[Rows from a figure dataset]
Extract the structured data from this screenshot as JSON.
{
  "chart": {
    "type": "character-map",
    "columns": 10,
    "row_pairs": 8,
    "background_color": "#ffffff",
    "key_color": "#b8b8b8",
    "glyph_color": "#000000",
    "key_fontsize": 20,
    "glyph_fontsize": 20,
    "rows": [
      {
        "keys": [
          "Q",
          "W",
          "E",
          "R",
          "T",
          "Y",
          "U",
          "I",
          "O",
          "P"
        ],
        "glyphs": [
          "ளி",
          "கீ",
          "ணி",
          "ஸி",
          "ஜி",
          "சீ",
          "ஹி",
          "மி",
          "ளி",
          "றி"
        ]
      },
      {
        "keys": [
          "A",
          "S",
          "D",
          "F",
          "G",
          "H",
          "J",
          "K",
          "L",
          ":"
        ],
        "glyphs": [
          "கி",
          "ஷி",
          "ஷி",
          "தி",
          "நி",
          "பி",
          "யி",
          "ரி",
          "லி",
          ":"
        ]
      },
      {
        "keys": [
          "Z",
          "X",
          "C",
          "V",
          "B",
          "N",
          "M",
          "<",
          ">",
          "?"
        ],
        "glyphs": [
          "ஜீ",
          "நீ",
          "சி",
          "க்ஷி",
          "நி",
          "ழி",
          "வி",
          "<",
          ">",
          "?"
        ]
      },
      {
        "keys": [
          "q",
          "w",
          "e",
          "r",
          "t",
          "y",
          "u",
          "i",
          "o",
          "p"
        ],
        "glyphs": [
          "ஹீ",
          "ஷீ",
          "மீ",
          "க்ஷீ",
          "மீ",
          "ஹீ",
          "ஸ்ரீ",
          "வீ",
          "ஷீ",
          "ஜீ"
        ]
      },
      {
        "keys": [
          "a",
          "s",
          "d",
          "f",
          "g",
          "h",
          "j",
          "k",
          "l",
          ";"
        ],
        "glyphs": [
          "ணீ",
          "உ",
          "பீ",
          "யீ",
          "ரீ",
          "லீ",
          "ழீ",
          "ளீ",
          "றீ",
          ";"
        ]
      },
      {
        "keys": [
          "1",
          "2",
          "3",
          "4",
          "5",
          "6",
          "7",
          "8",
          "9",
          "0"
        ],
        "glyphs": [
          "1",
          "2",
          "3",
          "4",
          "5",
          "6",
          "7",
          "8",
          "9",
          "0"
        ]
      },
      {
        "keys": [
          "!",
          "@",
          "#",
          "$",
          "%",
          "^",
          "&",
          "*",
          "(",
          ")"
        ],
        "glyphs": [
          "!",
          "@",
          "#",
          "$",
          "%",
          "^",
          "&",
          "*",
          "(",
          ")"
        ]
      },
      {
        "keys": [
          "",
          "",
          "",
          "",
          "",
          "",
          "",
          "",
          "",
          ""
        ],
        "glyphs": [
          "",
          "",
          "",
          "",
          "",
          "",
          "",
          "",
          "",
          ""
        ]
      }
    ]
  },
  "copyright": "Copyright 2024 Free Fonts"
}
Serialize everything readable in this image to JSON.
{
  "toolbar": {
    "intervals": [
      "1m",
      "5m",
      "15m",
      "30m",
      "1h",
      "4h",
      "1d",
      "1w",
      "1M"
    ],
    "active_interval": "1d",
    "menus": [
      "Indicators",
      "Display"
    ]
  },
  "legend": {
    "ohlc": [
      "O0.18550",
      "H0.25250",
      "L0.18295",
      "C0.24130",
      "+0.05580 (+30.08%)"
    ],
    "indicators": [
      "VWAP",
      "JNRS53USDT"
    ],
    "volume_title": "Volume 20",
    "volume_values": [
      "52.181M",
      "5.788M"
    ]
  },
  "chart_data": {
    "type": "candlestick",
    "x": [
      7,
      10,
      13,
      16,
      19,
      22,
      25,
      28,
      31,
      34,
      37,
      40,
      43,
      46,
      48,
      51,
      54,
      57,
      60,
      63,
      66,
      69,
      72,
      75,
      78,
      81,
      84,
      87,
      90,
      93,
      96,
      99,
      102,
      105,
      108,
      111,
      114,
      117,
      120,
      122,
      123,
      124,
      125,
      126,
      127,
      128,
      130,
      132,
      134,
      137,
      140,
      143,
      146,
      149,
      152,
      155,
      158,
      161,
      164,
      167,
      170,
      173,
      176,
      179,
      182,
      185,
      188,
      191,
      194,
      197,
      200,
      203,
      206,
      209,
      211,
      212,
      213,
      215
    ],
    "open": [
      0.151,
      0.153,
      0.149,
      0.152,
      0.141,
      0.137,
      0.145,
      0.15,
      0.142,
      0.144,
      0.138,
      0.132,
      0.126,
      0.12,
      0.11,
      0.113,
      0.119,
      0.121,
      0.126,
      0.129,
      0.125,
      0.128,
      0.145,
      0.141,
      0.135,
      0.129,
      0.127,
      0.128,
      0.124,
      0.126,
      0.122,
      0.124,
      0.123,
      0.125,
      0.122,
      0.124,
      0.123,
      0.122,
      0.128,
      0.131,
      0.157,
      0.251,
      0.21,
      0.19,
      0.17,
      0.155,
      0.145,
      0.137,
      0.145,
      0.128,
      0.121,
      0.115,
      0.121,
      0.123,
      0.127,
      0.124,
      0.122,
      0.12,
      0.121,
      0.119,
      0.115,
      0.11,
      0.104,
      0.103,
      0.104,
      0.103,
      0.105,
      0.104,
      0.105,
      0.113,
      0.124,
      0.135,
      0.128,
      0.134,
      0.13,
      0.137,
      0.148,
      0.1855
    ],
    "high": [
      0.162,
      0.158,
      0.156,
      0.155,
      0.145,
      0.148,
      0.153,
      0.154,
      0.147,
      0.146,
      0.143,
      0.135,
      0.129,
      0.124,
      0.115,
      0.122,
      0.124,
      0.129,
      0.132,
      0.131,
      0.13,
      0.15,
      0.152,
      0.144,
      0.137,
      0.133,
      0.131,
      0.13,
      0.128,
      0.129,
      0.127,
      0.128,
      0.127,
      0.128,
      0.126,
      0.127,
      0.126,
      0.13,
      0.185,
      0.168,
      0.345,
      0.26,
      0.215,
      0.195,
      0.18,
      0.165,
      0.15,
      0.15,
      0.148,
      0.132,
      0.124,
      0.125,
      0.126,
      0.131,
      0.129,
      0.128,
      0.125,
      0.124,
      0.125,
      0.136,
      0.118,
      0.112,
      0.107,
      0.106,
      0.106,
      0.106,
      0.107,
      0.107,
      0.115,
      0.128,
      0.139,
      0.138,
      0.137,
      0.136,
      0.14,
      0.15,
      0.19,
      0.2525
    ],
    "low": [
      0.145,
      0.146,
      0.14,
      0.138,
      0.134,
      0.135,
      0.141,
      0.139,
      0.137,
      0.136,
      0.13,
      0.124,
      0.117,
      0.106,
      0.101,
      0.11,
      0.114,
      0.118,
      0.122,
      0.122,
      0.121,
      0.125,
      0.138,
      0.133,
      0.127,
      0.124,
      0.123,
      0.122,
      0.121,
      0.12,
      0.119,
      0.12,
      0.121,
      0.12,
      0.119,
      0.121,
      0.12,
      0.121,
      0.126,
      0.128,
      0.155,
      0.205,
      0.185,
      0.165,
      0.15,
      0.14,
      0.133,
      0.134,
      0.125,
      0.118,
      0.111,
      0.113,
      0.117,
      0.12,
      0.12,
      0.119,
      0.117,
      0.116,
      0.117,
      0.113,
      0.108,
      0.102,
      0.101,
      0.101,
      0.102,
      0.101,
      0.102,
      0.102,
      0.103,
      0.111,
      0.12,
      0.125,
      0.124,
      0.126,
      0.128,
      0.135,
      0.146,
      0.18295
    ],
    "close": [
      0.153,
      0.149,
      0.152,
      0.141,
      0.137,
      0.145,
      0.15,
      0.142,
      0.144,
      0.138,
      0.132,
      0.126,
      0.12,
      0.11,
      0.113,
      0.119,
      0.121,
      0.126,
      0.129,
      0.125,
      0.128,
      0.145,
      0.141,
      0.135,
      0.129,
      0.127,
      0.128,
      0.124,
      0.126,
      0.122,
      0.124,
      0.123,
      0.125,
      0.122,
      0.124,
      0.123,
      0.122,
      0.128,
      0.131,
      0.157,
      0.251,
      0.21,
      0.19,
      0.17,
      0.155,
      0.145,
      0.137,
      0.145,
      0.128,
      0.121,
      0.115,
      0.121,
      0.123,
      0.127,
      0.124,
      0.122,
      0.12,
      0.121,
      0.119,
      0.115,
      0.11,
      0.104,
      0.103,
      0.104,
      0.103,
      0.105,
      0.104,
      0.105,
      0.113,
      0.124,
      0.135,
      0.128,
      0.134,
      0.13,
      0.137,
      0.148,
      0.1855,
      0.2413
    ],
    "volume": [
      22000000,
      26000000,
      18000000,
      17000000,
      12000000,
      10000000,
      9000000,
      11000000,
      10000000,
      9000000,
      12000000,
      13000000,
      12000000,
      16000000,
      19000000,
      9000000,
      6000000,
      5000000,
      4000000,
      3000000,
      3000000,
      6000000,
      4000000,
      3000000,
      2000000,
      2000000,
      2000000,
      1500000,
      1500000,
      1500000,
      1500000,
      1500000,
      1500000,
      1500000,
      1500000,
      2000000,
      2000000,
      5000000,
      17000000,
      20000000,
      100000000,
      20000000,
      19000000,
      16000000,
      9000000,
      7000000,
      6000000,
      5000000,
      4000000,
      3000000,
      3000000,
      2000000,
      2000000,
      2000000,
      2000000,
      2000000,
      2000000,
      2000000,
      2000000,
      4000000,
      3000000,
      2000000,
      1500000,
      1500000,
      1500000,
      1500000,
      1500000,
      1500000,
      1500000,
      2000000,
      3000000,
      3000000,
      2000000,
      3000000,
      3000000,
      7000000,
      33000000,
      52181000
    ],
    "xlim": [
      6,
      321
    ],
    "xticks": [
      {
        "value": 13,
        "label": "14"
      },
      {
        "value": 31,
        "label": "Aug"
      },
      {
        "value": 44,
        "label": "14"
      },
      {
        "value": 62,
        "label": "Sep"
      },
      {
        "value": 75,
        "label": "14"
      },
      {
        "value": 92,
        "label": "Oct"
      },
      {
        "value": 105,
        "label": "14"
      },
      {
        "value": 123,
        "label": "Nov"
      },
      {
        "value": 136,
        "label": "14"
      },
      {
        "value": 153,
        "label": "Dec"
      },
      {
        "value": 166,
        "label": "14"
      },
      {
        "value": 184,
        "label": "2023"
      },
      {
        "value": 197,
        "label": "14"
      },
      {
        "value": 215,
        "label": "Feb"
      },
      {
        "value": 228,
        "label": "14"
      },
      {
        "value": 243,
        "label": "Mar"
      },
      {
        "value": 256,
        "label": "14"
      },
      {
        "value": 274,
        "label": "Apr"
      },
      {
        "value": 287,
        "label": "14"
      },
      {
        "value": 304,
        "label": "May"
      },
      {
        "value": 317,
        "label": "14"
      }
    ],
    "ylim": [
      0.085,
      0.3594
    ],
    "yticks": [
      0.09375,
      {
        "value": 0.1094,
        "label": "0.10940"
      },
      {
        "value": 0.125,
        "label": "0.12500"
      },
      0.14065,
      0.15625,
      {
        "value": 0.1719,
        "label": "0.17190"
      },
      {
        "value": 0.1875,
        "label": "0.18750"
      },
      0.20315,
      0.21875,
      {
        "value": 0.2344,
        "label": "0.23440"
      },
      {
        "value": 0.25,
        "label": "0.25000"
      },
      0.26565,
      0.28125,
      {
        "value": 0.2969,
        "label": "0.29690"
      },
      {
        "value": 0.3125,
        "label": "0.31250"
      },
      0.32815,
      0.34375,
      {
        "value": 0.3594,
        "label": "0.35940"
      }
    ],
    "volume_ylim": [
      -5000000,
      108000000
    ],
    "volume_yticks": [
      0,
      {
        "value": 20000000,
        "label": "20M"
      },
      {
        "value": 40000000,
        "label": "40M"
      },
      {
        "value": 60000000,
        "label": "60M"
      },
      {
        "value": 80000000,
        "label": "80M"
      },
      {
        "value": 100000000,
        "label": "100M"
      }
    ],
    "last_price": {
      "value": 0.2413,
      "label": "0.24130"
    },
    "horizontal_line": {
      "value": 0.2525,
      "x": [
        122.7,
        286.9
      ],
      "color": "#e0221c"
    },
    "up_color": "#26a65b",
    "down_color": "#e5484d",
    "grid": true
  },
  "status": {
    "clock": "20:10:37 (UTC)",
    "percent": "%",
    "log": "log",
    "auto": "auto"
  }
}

_WHAT YOU NEED TO DO_. Find every line that holds "this" and copy it.

_REPLY TO THE EXERCISE_.
Extract the structured data from this screenshot as JSON.
Serialize everything readable in this image to JSON.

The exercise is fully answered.